Given exercise: Give the number of lines that include the word "JSON", nothing more.

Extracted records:
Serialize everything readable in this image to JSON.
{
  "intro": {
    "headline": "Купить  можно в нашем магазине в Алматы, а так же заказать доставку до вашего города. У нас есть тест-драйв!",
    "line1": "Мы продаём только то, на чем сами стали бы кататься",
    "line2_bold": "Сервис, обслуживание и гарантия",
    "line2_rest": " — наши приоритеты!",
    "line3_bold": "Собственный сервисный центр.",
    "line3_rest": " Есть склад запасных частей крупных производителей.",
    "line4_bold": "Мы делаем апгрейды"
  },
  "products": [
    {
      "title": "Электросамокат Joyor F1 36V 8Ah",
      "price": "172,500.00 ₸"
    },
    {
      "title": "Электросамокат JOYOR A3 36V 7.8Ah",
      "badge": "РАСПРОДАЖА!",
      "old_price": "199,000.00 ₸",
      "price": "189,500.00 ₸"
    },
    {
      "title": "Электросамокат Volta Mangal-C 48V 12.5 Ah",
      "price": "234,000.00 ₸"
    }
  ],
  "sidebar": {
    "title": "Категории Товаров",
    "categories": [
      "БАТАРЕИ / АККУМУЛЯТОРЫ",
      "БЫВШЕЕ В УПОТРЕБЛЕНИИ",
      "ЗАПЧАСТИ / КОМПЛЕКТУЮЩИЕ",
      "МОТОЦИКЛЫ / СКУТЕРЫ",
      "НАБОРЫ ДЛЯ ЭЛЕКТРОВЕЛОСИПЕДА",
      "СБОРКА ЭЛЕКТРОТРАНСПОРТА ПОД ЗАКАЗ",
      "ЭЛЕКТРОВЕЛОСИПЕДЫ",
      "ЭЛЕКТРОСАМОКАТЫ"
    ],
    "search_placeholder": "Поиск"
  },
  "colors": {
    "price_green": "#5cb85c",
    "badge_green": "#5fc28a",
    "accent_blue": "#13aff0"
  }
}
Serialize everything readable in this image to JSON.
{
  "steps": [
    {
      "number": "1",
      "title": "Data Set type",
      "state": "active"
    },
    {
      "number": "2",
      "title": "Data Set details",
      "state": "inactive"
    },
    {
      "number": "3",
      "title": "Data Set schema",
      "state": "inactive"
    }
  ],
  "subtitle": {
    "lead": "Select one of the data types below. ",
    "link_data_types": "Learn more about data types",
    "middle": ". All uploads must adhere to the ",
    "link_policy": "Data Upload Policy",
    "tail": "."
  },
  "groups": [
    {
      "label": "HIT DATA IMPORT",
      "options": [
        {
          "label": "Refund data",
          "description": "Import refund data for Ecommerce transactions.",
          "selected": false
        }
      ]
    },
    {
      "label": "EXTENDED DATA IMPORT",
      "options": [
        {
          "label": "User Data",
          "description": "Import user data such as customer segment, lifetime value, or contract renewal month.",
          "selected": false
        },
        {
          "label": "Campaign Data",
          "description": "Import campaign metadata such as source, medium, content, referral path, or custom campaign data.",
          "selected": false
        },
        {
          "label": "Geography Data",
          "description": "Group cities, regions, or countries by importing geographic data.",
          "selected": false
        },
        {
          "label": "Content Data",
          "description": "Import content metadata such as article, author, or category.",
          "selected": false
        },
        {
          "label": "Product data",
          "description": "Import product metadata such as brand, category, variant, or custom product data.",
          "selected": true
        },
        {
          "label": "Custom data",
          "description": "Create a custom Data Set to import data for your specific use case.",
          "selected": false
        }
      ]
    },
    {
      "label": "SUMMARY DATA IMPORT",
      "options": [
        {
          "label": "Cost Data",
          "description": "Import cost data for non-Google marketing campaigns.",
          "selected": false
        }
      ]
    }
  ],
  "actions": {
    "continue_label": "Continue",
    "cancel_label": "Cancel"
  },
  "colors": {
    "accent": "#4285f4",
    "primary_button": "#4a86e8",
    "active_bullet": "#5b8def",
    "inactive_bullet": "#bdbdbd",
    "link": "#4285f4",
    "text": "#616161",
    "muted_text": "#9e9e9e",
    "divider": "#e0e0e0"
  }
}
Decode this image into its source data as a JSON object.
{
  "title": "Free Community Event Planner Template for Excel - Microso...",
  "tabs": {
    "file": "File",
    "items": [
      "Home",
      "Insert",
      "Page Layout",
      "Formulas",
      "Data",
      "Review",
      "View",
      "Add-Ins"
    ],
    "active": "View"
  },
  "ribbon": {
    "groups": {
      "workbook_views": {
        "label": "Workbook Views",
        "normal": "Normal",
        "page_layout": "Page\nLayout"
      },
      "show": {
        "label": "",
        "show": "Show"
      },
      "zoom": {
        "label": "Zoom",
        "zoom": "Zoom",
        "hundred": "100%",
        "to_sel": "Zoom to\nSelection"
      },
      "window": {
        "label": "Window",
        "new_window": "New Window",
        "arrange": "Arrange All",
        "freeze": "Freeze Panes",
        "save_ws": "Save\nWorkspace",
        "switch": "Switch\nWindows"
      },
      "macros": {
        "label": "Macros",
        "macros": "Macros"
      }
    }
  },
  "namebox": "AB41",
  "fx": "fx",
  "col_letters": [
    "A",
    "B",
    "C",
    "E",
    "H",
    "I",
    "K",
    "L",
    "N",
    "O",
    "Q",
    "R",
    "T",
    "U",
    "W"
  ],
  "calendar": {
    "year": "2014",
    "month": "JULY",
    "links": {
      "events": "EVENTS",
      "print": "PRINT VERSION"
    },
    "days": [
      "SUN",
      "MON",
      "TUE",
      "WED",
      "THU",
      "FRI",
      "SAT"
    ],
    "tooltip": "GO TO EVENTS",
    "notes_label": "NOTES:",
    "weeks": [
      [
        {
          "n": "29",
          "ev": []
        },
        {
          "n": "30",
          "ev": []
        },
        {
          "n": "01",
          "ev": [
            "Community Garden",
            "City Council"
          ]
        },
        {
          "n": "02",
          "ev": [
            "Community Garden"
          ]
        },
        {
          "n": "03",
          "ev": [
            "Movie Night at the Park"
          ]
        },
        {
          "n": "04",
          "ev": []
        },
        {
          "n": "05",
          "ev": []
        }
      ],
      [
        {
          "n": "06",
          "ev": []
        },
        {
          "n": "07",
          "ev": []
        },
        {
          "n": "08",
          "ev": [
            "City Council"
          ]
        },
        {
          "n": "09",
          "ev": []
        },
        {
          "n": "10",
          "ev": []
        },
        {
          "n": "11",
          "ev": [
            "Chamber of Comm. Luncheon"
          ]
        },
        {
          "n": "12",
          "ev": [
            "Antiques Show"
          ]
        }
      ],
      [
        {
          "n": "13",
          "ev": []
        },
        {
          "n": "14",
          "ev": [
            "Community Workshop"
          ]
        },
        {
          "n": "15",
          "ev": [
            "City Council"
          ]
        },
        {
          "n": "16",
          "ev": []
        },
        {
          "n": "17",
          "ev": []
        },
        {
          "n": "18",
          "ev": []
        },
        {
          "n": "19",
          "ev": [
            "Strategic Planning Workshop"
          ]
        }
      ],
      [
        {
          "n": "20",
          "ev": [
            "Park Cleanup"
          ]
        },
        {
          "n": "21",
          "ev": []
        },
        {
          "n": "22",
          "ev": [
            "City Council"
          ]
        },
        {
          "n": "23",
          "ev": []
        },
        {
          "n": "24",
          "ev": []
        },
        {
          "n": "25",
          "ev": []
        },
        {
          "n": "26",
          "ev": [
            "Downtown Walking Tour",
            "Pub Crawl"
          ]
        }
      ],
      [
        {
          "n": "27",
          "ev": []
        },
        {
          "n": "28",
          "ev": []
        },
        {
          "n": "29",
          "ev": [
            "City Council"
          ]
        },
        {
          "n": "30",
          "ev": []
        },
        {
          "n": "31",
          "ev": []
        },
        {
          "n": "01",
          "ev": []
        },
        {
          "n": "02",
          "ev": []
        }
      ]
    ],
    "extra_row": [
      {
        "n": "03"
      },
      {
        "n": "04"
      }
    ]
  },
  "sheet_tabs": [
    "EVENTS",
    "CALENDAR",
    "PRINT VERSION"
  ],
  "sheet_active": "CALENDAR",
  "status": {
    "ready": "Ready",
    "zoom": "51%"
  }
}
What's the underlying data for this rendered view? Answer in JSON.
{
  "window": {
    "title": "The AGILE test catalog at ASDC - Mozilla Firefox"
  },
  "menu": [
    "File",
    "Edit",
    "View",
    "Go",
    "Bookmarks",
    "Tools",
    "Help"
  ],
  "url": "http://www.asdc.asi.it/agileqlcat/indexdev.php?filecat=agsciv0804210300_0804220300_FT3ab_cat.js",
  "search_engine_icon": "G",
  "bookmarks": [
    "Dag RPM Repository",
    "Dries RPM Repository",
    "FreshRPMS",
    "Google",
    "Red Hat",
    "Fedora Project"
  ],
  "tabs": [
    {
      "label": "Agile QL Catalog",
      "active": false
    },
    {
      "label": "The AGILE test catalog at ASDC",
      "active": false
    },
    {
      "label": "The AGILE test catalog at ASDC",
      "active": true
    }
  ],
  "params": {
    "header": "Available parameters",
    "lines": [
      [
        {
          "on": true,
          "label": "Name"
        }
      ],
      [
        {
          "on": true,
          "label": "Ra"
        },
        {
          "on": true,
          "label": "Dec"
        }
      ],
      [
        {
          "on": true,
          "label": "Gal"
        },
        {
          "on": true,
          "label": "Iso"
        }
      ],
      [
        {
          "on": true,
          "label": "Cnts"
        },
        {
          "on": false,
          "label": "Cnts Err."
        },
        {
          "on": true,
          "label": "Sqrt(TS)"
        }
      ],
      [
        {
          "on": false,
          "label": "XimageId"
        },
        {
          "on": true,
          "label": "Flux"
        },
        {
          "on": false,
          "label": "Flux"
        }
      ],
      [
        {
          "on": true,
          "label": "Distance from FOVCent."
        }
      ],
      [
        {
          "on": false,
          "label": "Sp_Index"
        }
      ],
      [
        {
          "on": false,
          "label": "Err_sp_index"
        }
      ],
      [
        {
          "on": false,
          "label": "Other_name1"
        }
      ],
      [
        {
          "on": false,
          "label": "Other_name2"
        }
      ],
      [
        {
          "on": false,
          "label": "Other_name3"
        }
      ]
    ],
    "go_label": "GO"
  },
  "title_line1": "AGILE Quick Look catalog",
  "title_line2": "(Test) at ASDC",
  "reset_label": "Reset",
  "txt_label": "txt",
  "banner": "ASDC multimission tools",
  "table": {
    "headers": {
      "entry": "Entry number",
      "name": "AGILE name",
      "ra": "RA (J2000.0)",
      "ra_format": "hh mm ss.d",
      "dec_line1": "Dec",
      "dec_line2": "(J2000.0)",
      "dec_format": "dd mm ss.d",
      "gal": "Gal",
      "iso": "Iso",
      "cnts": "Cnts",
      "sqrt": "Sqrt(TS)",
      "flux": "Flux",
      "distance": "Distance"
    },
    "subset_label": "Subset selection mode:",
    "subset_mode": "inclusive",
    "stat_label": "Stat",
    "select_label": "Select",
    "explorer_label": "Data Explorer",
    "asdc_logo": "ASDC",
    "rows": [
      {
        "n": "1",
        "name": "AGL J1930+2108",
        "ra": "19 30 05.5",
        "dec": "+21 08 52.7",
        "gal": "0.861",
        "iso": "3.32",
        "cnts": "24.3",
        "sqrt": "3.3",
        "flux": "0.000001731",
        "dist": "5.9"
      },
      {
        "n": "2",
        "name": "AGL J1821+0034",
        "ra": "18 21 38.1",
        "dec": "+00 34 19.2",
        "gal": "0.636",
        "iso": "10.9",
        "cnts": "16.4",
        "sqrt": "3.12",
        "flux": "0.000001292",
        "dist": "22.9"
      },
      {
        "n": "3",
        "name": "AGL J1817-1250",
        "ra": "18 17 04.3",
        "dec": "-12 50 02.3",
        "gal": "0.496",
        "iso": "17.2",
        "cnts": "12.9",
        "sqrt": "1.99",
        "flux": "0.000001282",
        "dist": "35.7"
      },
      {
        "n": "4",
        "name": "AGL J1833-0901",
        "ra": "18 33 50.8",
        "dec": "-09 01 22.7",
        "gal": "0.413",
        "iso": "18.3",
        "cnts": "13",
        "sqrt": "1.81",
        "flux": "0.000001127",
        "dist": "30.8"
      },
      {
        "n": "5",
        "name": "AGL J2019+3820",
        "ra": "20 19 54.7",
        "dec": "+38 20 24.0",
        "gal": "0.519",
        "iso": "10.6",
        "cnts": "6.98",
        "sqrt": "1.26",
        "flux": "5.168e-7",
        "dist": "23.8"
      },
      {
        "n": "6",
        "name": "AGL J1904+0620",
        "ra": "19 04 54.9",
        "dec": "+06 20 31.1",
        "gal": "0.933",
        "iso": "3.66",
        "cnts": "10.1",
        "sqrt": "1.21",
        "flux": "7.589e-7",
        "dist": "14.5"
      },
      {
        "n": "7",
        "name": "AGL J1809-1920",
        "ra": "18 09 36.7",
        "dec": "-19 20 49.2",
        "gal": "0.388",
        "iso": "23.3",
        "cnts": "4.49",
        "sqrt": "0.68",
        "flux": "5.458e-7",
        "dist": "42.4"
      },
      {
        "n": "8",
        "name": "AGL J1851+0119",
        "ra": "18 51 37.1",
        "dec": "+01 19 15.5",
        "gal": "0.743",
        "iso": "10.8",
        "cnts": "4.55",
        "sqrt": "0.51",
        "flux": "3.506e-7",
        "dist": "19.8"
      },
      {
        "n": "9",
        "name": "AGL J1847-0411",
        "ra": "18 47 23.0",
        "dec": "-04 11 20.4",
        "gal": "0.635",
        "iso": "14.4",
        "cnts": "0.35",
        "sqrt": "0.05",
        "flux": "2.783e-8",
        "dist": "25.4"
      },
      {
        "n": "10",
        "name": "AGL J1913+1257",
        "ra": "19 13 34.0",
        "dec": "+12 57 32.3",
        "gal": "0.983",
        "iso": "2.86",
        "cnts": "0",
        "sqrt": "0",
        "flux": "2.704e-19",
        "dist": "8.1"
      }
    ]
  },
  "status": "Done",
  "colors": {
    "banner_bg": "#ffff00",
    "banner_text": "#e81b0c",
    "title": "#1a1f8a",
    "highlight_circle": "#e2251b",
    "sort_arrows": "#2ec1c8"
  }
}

Reply: 4